- DATA RECORDS
++++++++
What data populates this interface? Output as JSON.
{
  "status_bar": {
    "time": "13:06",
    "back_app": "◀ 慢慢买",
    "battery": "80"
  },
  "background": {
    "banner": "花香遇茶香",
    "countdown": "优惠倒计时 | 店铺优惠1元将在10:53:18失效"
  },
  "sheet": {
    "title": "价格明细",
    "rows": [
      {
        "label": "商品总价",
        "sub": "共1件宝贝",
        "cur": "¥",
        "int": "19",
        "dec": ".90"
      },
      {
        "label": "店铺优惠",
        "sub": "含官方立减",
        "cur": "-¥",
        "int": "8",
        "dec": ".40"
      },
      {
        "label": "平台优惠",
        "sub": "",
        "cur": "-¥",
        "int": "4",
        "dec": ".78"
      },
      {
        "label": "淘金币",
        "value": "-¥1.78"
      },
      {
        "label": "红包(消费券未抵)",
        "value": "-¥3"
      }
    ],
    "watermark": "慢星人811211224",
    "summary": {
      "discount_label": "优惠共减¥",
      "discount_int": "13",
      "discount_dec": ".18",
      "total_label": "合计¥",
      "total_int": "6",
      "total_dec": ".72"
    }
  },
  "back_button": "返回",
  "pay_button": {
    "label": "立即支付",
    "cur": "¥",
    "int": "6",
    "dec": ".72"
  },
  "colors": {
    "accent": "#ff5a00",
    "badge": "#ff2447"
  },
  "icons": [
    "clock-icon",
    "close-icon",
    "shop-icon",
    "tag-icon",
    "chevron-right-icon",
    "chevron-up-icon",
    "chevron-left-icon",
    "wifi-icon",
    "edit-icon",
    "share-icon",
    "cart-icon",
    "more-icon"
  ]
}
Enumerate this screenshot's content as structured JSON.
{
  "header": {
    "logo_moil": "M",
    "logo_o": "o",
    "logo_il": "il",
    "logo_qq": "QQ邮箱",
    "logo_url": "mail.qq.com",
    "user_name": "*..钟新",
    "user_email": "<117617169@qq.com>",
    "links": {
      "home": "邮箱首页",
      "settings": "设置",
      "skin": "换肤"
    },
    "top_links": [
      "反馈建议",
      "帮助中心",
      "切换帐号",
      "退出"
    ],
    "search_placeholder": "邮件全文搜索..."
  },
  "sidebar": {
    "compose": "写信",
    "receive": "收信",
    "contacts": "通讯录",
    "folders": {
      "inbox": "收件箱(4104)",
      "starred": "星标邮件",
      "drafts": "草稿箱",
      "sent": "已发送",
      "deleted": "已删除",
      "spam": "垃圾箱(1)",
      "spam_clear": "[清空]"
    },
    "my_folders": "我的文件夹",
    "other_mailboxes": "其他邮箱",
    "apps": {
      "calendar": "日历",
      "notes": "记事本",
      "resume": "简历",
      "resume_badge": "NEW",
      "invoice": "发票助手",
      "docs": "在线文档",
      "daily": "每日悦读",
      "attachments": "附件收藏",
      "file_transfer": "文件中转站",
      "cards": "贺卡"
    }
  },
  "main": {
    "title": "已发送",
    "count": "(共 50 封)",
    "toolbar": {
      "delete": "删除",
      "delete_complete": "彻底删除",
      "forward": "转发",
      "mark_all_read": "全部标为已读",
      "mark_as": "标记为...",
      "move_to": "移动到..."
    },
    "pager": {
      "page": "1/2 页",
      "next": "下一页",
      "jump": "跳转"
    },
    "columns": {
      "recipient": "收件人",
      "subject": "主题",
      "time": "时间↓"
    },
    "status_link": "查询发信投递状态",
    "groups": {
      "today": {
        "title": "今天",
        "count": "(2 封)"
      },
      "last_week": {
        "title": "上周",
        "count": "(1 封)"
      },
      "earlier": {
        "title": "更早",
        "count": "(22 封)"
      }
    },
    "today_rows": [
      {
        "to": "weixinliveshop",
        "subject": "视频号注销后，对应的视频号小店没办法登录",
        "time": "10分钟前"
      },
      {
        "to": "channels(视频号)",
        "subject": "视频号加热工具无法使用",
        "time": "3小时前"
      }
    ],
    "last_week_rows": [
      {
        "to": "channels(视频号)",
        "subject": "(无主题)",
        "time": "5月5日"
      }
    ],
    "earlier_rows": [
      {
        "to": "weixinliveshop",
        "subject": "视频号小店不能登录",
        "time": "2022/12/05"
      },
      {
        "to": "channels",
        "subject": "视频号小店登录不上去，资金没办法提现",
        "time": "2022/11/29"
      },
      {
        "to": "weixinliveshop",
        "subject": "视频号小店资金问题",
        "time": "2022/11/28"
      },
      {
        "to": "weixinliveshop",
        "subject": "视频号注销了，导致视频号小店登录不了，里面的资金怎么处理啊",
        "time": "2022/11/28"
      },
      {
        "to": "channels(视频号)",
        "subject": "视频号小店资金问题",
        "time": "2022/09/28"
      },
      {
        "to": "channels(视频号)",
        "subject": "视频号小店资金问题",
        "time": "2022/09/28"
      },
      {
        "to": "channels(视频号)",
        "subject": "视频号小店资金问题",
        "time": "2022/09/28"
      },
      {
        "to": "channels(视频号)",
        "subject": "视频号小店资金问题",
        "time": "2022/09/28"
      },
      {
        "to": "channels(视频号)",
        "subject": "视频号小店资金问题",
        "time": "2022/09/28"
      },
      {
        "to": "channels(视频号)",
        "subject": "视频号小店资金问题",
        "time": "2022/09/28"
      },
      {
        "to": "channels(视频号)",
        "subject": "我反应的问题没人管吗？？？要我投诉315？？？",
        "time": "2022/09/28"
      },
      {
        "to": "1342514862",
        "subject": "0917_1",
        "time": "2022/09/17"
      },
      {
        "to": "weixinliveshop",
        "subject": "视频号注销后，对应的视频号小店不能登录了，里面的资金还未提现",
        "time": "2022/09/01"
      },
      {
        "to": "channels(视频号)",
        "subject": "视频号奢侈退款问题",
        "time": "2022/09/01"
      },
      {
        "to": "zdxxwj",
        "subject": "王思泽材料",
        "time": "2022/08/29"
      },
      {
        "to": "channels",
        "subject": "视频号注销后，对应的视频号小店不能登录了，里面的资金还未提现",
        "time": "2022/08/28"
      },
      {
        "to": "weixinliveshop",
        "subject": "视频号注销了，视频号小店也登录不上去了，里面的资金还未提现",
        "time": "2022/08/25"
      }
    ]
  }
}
++++++++
Count how many lines in the data contain the word "this", giving the number without comment.

- OUTPUT OF THE TASK
2